What is needed. Filter out everything except lines holding "form".

Rows.
——————————

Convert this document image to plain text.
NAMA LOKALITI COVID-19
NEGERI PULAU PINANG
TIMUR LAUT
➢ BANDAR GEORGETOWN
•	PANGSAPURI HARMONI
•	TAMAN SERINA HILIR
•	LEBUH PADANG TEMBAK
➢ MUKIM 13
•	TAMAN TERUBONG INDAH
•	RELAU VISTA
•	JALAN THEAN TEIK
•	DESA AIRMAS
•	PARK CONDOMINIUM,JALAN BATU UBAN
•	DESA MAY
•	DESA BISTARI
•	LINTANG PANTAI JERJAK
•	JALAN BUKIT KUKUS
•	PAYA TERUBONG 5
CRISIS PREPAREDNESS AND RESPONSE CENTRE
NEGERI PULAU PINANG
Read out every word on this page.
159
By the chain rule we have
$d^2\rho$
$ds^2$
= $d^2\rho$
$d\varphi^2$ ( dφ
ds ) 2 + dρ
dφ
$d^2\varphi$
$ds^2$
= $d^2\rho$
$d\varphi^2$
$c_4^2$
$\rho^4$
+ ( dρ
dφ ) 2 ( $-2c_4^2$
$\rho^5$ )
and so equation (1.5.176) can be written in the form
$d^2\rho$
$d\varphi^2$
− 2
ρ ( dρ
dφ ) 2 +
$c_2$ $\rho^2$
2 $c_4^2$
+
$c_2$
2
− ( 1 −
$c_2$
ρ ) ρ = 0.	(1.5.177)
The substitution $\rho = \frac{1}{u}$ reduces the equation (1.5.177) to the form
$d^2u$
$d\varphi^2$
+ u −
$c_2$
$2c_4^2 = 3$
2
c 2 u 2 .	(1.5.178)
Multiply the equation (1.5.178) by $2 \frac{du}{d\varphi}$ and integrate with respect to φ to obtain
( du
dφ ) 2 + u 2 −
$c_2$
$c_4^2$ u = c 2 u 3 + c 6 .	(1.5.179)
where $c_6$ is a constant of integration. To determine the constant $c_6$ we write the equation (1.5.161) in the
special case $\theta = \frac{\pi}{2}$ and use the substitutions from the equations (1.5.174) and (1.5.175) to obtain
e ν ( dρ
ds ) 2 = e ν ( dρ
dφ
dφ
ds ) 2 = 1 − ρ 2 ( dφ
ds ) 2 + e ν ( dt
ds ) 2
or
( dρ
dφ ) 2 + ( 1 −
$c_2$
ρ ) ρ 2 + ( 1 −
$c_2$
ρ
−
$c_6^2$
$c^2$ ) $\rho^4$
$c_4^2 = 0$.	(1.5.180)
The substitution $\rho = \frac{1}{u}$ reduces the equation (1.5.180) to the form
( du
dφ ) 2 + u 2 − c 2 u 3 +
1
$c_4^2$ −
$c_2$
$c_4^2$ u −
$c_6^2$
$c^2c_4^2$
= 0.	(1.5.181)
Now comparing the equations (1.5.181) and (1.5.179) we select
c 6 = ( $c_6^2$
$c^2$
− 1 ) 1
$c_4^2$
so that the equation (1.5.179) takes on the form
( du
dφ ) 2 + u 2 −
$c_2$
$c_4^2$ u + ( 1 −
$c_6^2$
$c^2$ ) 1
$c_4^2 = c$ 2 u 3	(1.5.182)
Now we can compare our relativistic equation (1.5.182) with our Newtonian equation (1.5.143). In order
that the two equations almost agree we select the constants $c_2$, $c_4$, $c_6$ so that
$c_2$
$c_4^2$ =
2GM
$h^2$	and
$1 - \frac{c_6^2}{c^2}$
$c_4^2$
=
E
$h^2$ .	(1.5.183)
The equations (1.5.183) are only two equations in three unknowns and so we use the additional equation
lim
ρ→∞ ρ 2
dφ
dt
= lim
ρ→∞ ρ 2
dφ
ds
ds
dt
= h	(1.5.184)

——————————

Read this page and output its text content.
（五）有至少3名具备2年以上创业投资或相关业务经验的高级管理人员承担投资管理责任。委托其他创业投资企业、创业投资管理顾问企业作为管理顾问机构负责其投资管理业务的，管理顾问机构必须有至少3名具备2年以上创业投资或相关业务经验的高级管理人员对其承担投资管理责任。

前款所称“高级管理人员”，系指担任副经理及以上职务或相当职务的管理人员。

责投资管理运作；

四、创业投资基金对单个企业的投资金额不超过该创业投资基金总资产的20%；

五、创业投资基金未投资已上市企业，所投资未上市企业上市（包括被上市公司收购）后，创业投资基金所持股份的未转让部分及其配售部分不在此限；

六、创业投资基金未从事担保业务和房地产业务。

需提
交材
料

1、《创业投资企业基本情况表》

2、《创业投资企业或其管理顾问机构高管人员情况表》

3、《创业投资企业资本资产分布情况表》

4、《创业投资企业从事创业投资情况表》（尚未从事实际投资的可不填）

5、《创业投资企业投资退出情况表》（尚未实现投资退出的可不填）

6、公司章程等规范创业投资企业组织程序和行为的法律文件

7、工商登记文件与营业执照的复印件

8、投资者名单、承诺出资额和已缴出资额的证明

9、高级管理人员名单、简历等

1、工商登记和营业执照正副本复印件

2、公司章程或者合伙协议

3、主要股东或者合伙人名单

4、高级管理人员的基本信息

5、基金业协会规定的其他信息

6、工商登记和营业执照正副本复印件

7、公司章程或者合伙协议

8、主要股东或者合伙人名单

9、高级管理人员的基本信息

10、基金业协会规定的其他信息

——————————

In response.
and so equation (1.5.176) can be written in the form
The substitution $\rho = \frac{1}{u}$ reduces the equation (1.5.177) to the form
The substitution $\rho = \frac{1}{u}$ reduces the equation (1.5.180) to the form
so that the equation (1.5.179) takes on the form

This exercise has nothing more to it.